Written task
All lines featuring the string "напряжения" are to be listed.

Input data
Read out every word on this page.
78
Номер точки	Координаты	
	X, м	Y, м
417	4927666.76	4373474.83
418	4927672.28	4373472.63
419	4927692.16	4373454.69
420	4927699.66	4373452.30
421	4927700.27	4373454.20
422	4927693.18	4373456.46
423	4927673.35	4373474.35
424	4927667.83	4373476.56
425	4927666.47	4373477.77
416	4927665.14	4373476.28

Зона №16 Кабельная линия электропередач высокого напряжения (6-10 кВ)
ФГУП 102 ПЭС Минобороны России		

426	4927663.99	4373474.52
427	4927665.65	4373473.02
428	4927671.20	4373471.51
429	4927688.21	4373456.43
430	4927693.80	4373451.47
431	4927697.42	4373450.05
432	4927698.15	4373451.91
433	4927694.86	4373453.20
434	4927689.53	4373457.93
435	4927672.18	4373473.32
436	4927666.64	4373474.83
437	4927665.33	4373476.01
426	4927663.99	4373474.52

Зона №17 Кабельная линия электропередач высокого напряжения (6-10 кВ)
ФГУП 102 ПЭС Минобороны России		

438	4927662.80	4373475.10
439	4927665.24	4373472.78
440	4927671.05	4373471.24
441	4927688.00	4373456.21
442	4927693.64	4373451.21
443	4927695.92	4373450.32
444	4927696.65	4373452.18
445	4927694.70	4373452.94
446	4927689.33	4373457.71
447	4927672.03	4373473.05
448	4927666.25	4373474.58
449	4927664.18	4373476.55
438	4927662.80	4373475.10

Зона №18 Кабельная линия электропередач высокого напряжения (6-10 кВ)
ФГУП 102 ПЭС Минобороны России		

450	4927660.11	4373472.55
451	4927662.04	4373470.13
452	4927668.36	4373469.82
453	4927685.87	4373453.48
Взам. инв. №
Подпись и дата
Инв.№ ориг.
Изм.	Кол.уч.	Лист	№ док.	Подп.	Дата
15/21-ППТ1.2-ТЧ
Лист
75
--
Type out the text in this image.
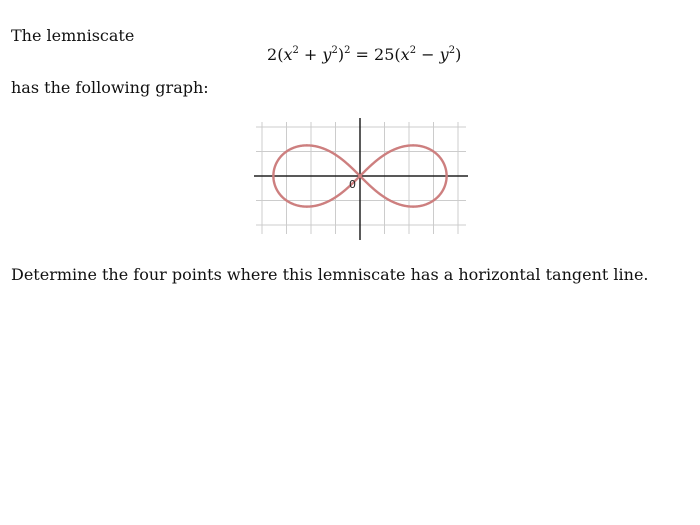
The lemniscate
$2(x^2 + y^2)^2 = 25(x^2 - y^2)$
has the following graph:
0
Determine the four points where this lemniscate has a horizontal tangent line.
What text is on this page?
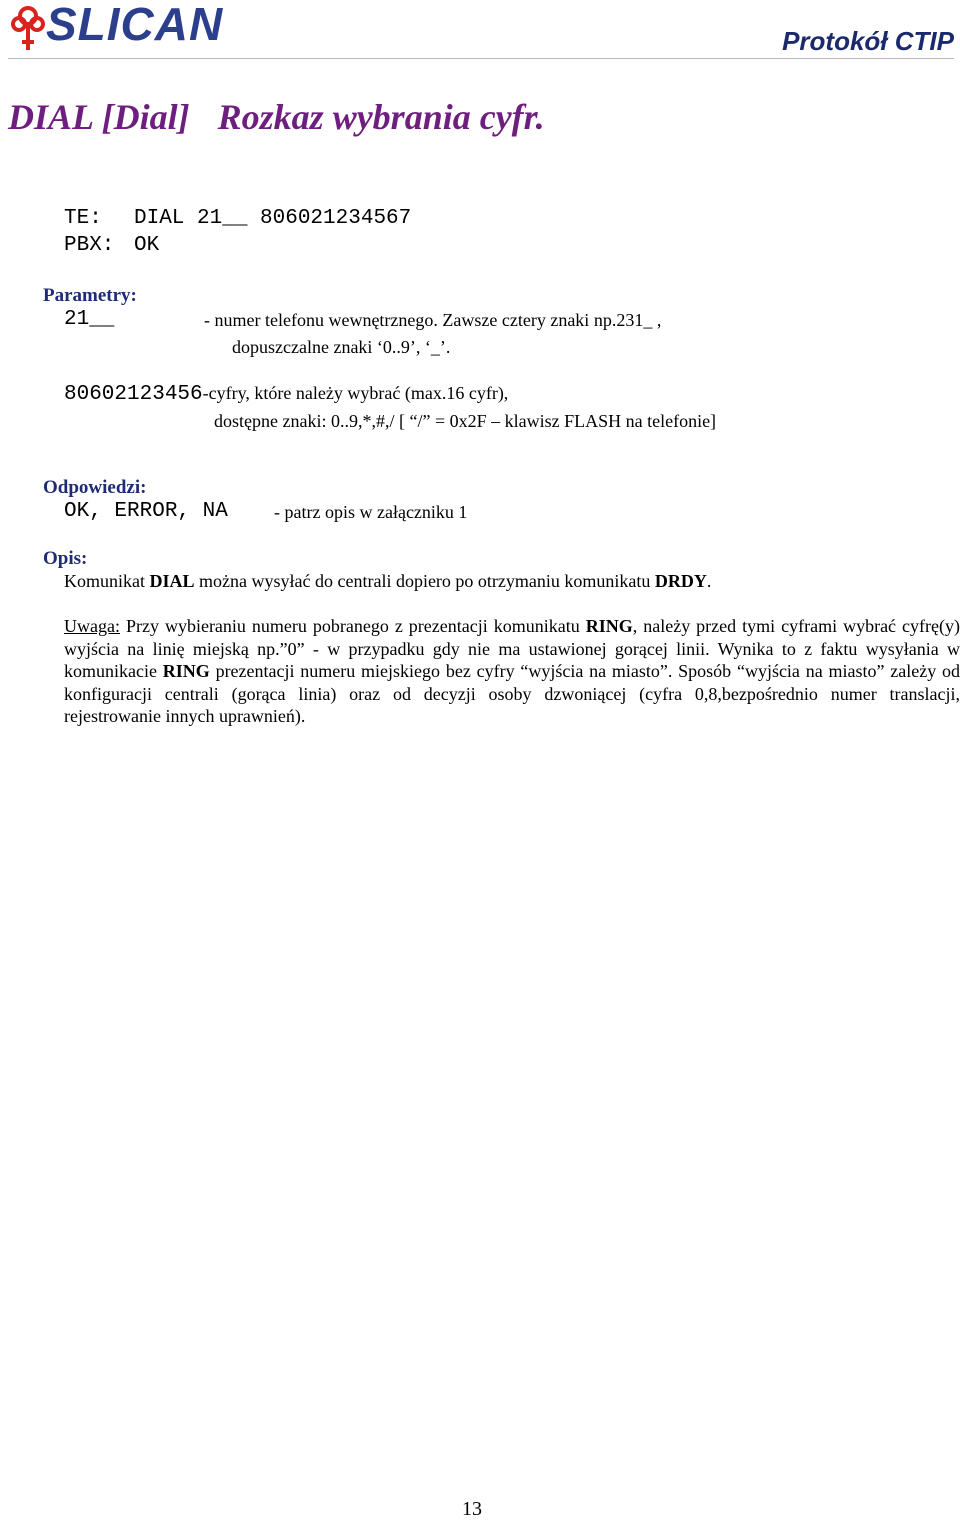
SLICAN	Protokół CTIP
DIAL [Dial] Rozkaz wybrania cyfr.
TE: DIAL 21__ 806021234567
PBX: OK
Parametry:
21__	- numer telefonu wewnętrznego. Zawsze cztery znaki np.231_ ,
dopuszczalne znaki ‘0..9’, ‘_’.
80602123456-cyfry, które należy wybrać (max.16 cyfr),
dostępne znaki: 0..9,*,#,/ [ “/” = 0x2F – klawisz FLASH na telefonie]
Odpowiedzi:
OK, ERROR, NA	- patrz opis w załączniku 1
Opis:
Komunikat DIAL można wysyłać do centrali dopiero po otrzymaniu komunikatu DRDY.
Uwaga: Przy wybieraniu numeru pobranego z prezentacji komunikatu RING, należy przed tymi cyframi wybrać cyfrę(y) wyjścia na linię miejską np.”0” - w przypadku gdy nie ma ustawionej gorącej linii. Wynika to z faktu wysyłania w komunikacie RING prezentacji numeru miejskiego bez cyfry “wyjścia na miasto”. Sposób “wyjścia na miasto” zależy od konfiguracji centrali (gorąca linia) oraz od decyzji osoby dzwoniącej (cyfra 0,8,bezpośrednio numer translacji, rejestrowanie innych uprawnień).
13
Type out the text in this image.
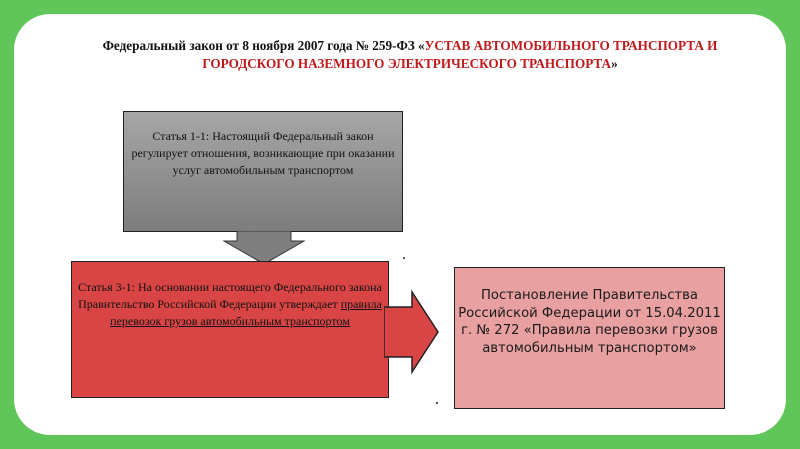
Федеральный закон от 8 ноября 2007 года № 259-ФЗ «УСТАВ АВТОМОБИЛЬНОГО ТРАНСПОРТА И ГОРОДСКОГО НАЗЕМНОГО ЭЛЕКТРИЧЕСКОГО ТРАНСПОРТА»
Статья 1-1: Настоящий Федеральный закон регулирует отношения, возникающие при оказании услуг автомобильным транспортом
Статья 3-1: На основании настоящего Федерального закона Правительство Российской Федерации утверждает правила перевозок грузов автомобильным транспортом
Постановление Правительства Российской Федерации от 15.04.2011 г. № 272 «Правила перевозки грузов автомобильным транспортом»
...
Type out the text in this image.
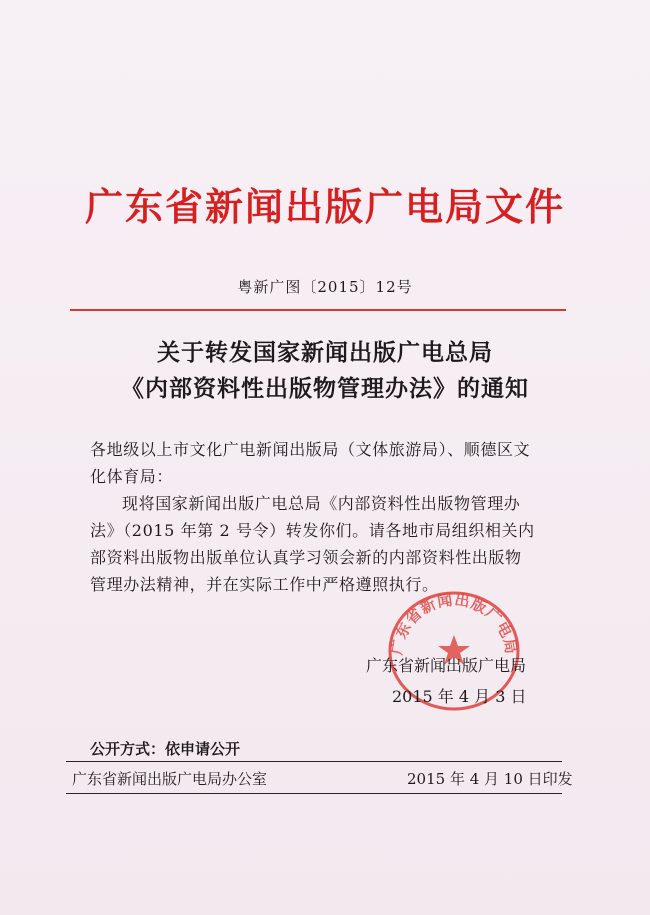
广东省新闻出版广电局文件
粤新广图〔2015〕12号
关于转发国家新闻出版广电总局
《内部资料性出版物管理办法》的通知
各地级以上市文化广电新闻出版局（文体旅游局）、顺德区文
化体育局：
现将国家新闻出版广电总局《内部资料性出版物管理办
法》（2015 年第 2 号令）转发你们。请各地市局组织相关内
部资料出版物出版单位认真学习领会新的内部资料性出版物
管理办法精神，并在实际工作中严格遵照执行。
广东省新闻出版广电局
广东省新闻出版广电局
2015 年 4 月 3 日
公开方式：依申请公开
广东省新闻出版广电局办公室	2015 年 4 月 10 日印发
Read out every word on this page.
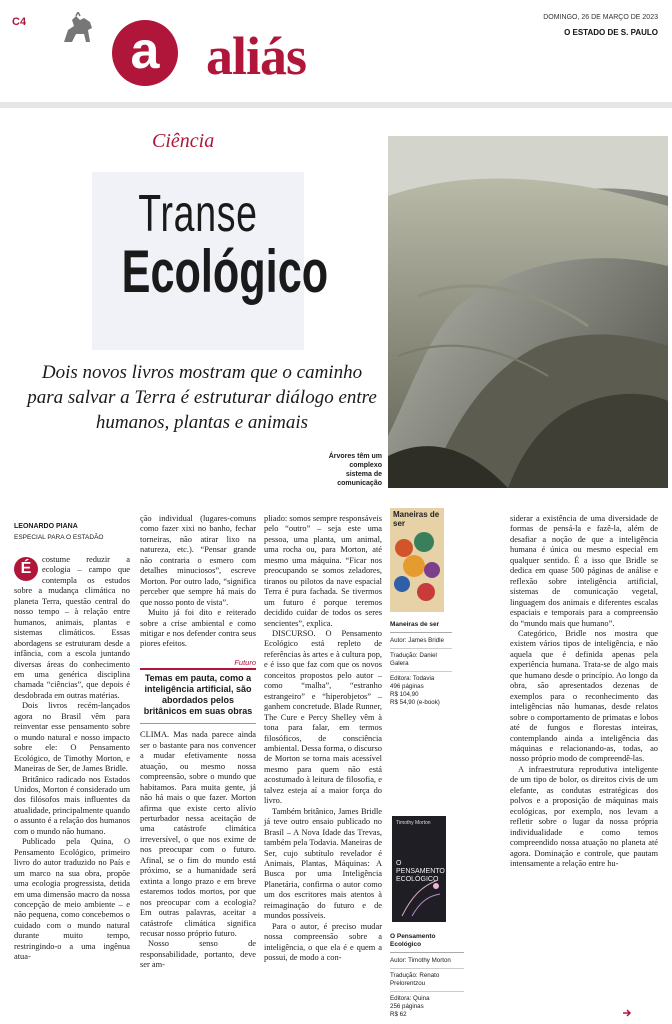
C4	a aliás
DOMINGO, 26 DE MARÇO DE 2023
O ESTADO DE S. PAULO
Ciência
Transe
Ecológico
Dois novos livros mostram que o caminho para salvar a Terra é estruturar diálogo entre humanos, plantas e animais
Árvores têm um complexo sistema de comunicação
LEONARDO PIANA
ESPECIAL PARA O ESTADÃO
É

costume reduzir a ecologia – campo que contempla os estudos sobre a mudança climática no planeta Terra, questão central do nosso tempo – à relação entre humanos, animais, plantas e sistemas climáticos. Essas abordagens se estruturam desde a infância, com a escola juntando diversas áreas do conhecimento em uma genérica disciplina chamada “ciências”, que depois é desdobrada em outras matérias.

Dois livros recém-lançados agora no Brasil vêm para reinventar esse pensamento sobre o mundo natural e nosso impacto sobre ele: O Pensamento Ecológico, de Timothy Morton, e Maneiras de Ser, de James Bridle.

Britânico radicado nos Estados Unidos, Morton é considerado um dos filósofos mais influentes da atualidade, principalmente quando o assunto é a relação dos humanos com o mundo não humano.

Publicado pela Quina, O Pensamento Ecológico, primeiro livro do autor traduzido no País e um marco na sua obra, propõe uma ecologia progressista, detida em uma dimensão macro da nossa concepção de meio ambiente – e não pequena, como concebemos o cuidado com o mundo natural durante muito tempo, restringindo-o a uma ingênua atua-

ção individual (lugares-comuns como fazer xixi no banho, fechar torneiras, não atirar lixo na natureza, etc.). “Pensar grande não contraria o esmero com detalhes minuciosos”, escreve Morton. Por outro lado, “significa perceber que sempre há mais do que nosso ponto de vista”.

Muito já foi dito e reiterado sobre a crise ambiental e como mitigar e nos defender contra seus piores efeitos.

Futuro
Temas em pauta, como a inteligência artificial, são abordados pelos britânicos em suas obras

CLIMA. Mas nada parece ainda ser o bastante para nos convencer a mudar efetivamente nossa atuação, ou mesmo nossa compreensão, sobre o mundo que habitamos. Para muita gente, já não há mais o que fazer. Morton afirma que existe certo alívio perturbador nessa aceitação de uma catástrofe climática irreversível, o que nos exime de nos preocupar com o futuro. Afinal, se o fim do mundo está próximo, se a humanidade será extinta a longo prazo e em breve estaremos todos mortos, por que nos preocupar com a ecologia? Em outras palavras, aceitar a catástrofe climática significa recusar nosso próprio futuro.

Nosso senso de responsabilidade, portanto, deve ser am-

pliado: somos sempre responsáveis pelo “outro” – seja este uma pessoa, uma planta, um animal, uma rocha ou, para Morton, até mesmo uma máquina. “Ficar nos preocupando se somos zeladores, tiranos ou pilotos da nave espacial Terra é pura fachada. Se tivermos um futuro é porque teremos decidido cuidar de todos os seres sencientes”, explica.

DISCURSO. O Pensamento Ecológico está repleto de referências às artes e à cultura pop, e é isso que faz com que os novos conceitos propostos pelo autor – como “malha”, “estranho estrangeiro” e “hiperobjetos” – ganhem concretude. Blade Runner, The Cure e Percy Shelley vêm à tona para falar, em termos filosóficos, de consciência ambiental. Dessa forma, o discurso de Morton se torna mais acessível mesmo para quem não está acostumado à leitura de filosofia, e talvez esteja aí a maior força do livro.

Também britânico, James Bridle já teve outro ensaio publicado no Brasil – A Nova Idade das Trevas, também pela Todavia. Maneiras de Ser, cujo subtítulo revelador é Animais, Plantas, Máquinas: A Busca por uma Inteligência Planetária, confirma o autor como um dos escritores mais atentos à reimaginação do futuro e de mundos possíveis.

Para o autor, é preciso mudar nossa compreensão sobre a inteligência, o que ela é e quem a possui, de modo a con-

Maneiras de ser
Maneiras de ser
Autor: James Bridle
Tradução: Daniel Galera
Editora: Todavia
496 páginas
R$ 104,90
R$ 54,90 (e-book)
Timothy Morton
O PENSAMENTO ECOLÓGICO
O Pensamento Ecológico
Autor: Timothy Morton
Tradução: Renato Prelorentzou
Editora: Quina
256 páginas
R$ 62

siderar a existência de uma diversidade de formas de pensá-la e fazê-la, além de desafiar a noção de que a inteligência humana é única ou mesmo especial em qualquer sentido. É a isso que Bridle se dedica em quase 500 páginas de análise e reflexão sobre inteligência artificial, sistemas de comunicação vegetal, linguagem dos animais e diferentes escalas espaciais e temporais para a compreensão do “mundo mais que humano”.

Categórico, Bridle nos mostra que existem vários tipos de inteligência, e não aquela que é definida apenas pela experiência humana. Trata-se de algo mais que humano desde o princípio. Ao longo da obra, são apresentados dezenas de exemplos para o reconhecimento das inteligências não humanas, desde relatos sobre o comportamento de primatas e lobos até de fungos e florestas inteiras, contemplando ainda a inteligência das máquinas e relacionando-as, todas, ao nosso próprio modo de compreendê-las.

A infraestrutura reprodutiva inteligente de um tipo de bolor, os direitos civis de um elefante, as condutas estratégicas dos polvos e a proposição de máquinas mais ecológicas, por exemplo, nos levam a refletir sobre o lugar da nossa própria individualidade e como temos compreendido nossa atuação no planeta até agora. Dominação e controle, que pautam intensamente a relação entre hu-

Full output
Зона №16 Кабельная линия электропередач высокого напряжения (6-10 кВ)
Зона №17 Кабельная линия электропередач высокого напряжения (6-10 кВ)
Зона №18 Кабельная линия электропередач высокого напряжения (6-10 кВ)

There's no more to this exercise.